■ GIVEN RECORDS:
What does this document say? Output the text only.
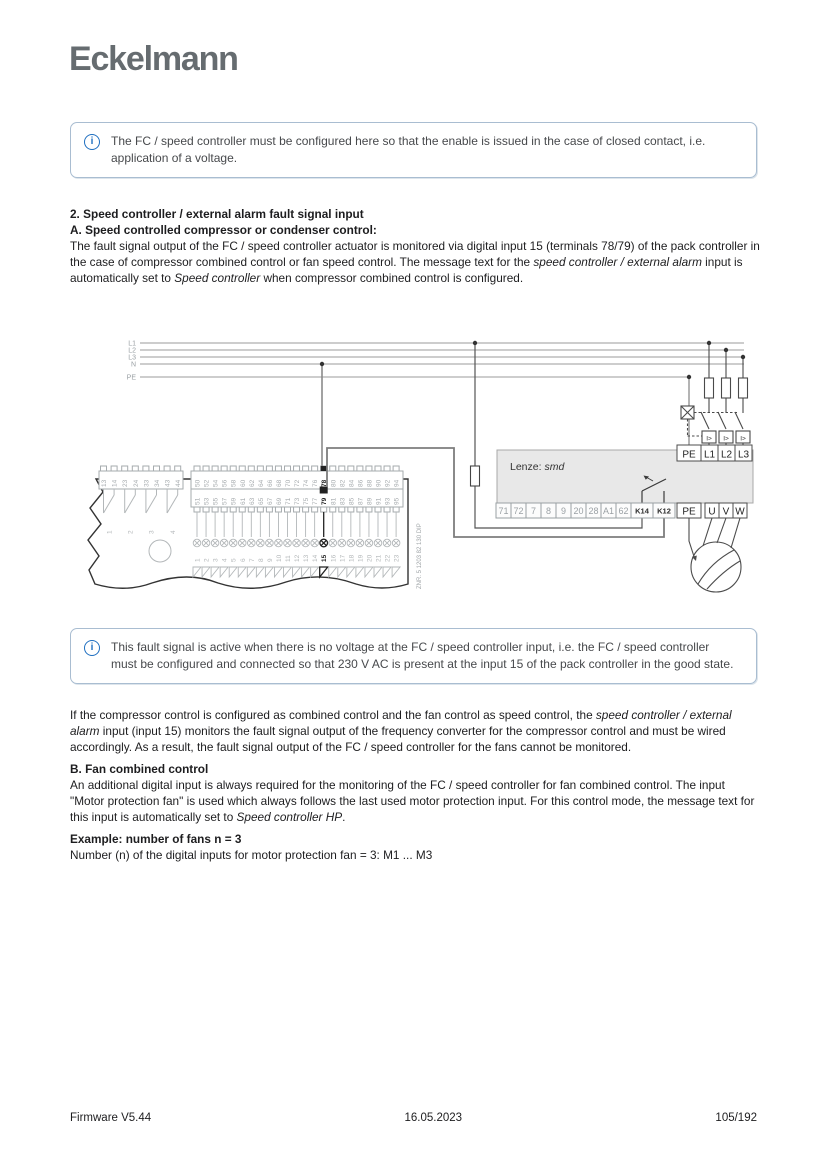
Eckelmann
i	The FC / speed controller must be configured here so that the enable is issued in the case of closed contact, i.e. application of a voltage.

2. Speed controller / external alarm fault signal input

A. Speed controlled compressor or condenser control:

The fault signal output of the FC / speed controller actuator is monitored via digital input 15 (terminals 78/79) of the pack controller in the case of compressor combined control or fan speed control. The message text for the speed controller / external alarm input is automatically set to Speed controller when compressor combined control is configured.

L1
L2
L3
N
PE
13 14 23 24 33 34 43 44
1 2 3 4
50 52 54 56 58 60 62 64 66 68 70 72 74 76 78 80 82 84 86 88 90 92 94
51 53 55 57 59 61 63 65 67 69 71 73 75 77 79 81 83 85 87 89 91 93 95
1 2 3 4 5 6 7 8 9 10 11 12 13 14 15 16 17 18 19 20 21 22 23	ZNR. 5 1203 82 130 DIP
I> I> I>
Lenze: smd
71 72 7 8 9 20 28 A1 62 K14 K12
PE L1 L2 L3
PE U V W
i	This fault signal is active when there is no voltage at the FC / speed controller input, i.e. the FC / speed controller must be configured and connected so that 230 V AC is present at the input 15 of the pack controller in the good state.

If the compressor control is configured as combined control and the fan control as speed control, the speed controller / external alarm input (input 15) monitors the fault signal output of the frequency converter for the compressor control and must be wired accordingly. As a result, the fault signal output of the FC / speed controller for the fans cannot be monitored.

B. Fan combined control

An additional digital input is always required for the monitoring of the FC / speed controller for fan combined control. The input "Motor protection fan" is used which always follows the last used motor protection input. For this control mode, the message text for this input is automatically set to Speed controller HP.

Example: number of fans n = 3

Number (n) of the digital inputs for motor protection fan = 3: M1 ... M3

Firmware V5.44	16.05.2023	105/192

■ BRIEF:
Copy all the lines above that hold the string "when".

■ SOLUTION:
The fault signal output of the FC / speed controller actuator is monitored via digital input 15 (terminals 78/79) of the pack controller in the case of compressor combined control or fan speed control. The message text for the speed controller / external alarm input is automatically set to Speed controller when compressor combined control is configured.
i	This fault signal is active when there is no voltage at the FC / speed controller input, i.e. the FC / speed controller must be configured and connected so that 230 V AC is present at the input 15 of the pack controller in the good state.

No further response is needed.